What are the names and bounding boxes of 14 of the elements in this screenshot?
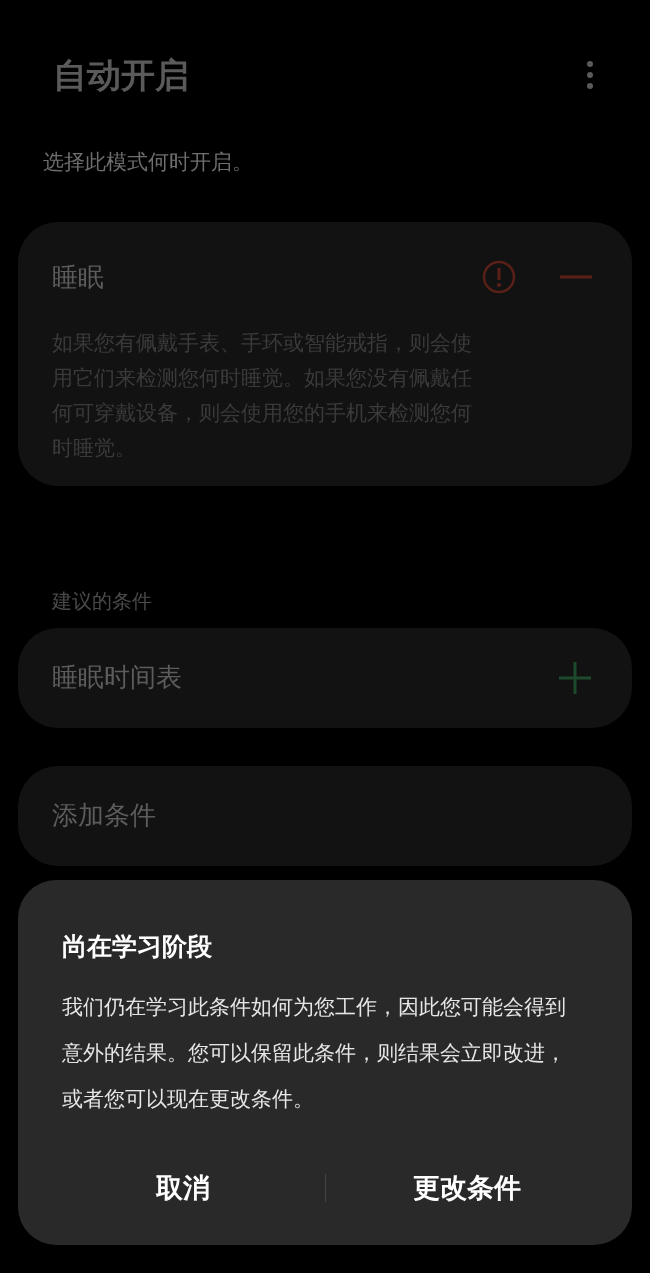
page-title: 自动开启 bbox=[53, 54, 189, 96]
add-icon[interactable] bbox=[558, 660, 592, 695]
condition-title: 睡眠 bbox=[52, 260, 104, 294]
remove-icon[interactable] bbox=[560, 275, 592, 279]
more-options-icon[interactable] bbox=[586, 60, 594, 90]
dialog-button[interactable]: 更改条件 bbox=[325, 1157, 608, 1218]
condition-label: 睡眠时间表 bbox=[52, 661, 182, 694]
subtitle: 选择此模式何时开启。 bbox=[43, 150, 253, 173]
add-condition-label: 添加条件 bbox=[52, 799, 156, 832]
warning-icon[interactable] bbox=[482, 260, 516, 294]
dialog-button[interactable]: 取消 bbox=[42, 1157, 325, 1218]
dialog-title: 尚在学习阶段 bbox=[62, 931, 213, 962]
dialog-message: 我们仍在学习此条件如何为您工作，因此您可能会得到意外的结果。您可以保留此条件，则结果会立即改进，或者您可以现在更改条件。 bbox=[62, 993, 567, 1112]
section-heading: 建议的条件 bbox=[52, 589, 152, 612]
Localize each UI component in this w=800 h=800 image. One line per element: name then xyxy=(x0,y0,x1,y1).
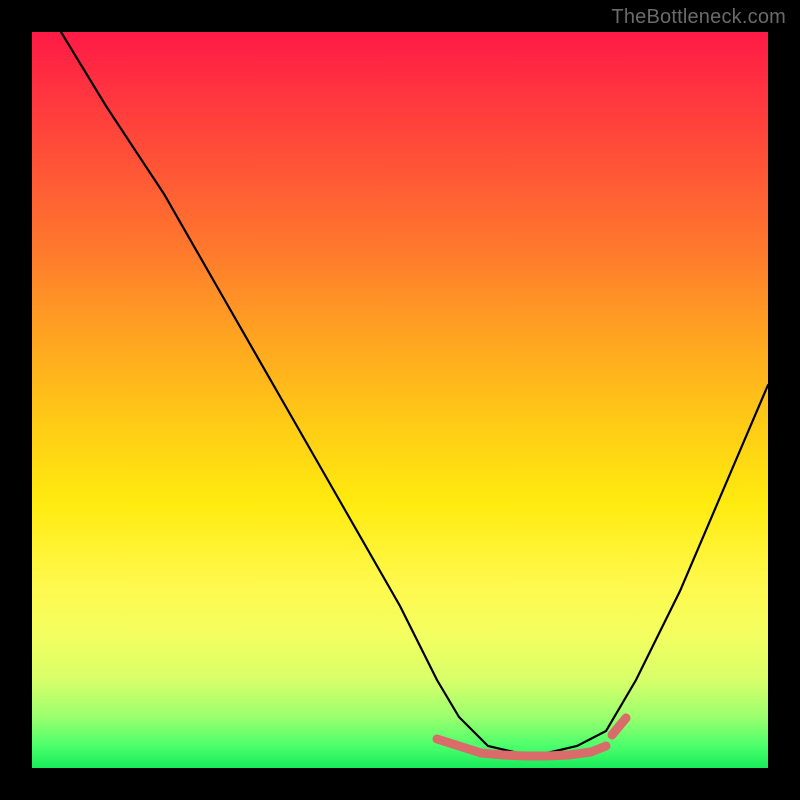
bottom-mark xyxy=(591,746,606,752)
chart-svg xyxy=(32,32,768,768)
main-curve xyxy=(61,32,768,753)
bottom-mark xyxy=(612,718,626,735)
plot-area xyxy=(32,32,768,768)
chart-frame: TheBottleneck.com xyxy=(0,0,800,800)
watermark-text: TheBottleneck.com xyxy=(611,6,786,29)
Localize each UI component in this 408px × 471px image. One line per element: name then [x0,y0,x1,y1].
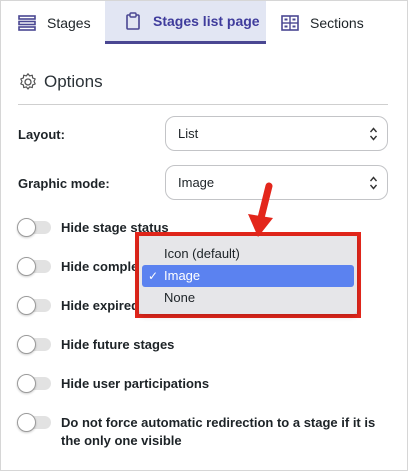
tab-sections-label: Sections [310,14,364,31]
toggle-switch[interactable] [17,374,51,393]
toggle-switch[interactable] [17,218,51,237]
toggle-row-no-forced-redirection: Do not force automatic redirection to a … [17,413,388,450]
option-label: Image [164,268,201,283]
graphic-mode-dropdown-menu: Icon (default) ✓ Image None [139,236,357,314]
gear-icon [20,73,36,90]
tab-stages-list-page-label: Stages list page [153,13,260,29]
clipboard-icon [126,12,140,30]
options-title: Options [44,72,103,91]
tab-sections[interactable]: Sections [266,1,407,44]
toggle-switch[interactable] [17,296,51,315]
toggle-row-hide-future-stages: Hide future stages [17,335,175,354]
graphic-mode-select-value: Image [178,175,215,190]
dropdown-option-image[interactable]: ✓ Image [142,265,354,287]
tab-stages-label: Stages [47,14,91,31]
tab-stages[interactable]: Stages [1,1,105,44]
layout-label: Layout: [18,127,65,142]
toggle-switch[interactable] [17,413,51,432]
toggle-switch[interactable] [17,257,51,276]
toggle-switch[interactable] [17,335,51,354]
dropdown-option-none[interactable]: None [142,287,354,309]
toggle-label: Hide future stages [61,337,175,352]
toggle-label: Hide expired [61,298,140,313]
toggle-label: Hide user participations [61,376,210,391]
select-arrows-icon [370,127,377,141]
list-icon [18,14,36,31]
select-arrows-icon [370,176,377,190]
toggle-label: Hide comple [61,259,139,274]
toggle-row-hide-user-participations: Hide user participations [17,374,210,393]
toggle-row-hide-expired: Hide expired [17,296,140,315]
annotation-arrow-icon [248,182,273,237]
toggle-row-hide-completed: Hide comple [17,257,139,276]
options-header: Options [18,72,103,92]
divider [18,104,388,105]
dropdown-option-icon-default[interactable]: Icon (default) [142,243,354,265]
checkmark-icon: ✓ [148,269,159,283]
option-label: None [164,290,196,305]
toggle-label: Do not force automatic redirection to a … [61,415,376,448]
tab-stages-list-page[interactable]: Stages list page [105,1,266,44]
option-label: Icon (default) [164,246,240,261]
grid-icon [281,14,299,31]
layout-select-value: List [178,126,199,141]
graphic-mode-label: Graphic mode: [18,176,110,191]
layout-select[interactable]: List [165,116,388,151]
tab-bar: Stages Stages list page Sections [1,1,407,44]
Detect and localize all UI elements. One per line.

◆ ◆ ◆ ◆ ◆

- PEDIDO ESCRITO
Devolva todas as linhas dos registros acima sem alterar nada, deixando de fora as imagens.

- RESPOSTA DA TAREFA
What are the names and bounding boxes of 14 of the elements in this screenshot?
page-title: 自动开启 bbox=[53, 54, 189, 96]
add-icon[interactable] bbox=[558, 660, 592, 695]
condition-title: 睡眠 bbox=[52, 260, 104, 294]
remove-icon[interactable] bbox=[560, 275, 592, 279]
more-options-icon[interactable] bbox=[586, 60, 594, 90]
dialog-button[interactable]: 更改条件 bbox=[325, 1157, 608, 1218]
condition-label: 睡眠时间表 bbox=[52, 661, 182, 694]
subtitle: 选择此模式何时开启。 bbox=[43, 150, 253, 173]
add-condition-label: 添加条件 bbox=[52, 799, 156, 832]
warning-icon[interactable] bbox=[482, 260, 516, 294]
dialog-button[interactable]: 取消 bbox=[42, 1157, 325, 1218]
dialog-title: 尚在学习阶段 bbox=[62, 931, 213, 962]
dialog-message: 我们仍在学习此条件如何为您工作，因此您可能会得到意外的结果。您可以保留此条件，则结果会立即改进，或者您可以现在更改条件。 bbox=[62, 993, 567, 1112]
section-heading: 建议的条件 bbox=[52, 589, 152, 612]
Localize each UI component in this w=800 h=800 image. One line per element: name then xyxy=(x0,y0,x1,y1).
bottom-mark xyxy=(591,746,606,752)
chart-svg xyxy=(32,32,768,768)
main-curve xyxy=(61,32,768,753)
bottom-mark xyxy=(612,718,626,735)
plot-area xyxy=(32,32,768,768)
chart-frame: TheBottleneck.com xyxy=(0,0,800,800)
watermark-text: TheBottleneck.com xyxy=(611,6,786,29)
Localize each UI component in this 408px × 471px image. One line per element: name then [x0,y0,x1,y1].
tab-sections-label: Sections [310,14,364,31]
toggle-switch[interactable] [17,374,51,393]
toggle-switch[interactable] [17,218,51,237]
toggle-row-no-forced-redirection: Do not force automatic redirection to a … [17,413,388,450]
option-label: Image [164,268,201,283]
graphic-mode-dropdown-menu: Icon (default) ✓ Image None [139,236,357,314]
gear-icon [20,73,36,90]
tab-stages-list-page-label: Stages list page [153,13,260,29]
clipboard-icon [126,12,140,30]
options-title: Options [44,72,103,91]
tab-sections[interactable]: Sections [266,1,407,44]
toggle-switch[interactable] [17,296,51,315]
toggle-row-hide-future-stages: Hide future stages [17,335,175,354]
graphic-mode-select-value: Image [178,175,215,190]
dropdown-option-image[interactable]: ✓ Image [142,265,354,287]
tab-stages-label: Stages [47,14,91,31]
tab-stages[interactable]: Stages [1,1,105,44]
layout-label: Layout: [18,127,65,142]
toggle-switch[interactable] [17,413,51,432]
toggle-switch[interactable] [17,257,51,276]
toggle-switch[interactable] [17,335,51,354]
dropdown-option-none[interactable]: None [142,287,354,309]
toggle-label: Hide future stages [61,337,175,352]
toggle-label: Hide expired [61,298,140,313]
toggle-label: Hide user participations [61,376,210,391]
select-arrows-icon [370,127,377,141]
list-icon [18,14,36,31]
select-arrows-icon [370,176,377,190]
toggle-label: Hide comple [61,259,139,274]
toggle-row-hide-user-participations: Hide user participations [17,374,210,393]
toggle-row-hide-expired: Hide expired [17,296,140,315]
annotation-arrow-icon [248,182,273,237]
toggle-row-hide-completed: Hide comple [17,257,139,276]
options-header: Options [18,72,103,92]
divider [18,104,388,105]
dropdown-option-icon-default[interactable]: Icon (default) [142,243,354,265]
checkmark-icon: ✓ [148,269,159,283]
option-label: None [164,290,196,305]
toggle-label: Do not force automatic redirection to a … [61,415,376,448]
tab-stages-list-page[interactable]: Stages list page [105,1,266,44]
option-label: Icon (default) [164,246,240,261]
grid-icon [281,14,299,31]
layout-select-value: List [178,126,199,141]
graphic-mode-label: Graphic mode: [18,176,110,191]
layout-select[interactable]: List [165,116,388,151]
tab-bar: Stages Stages list page Sections [1,1,407,44]
Detect and localize all UI elements. One per line.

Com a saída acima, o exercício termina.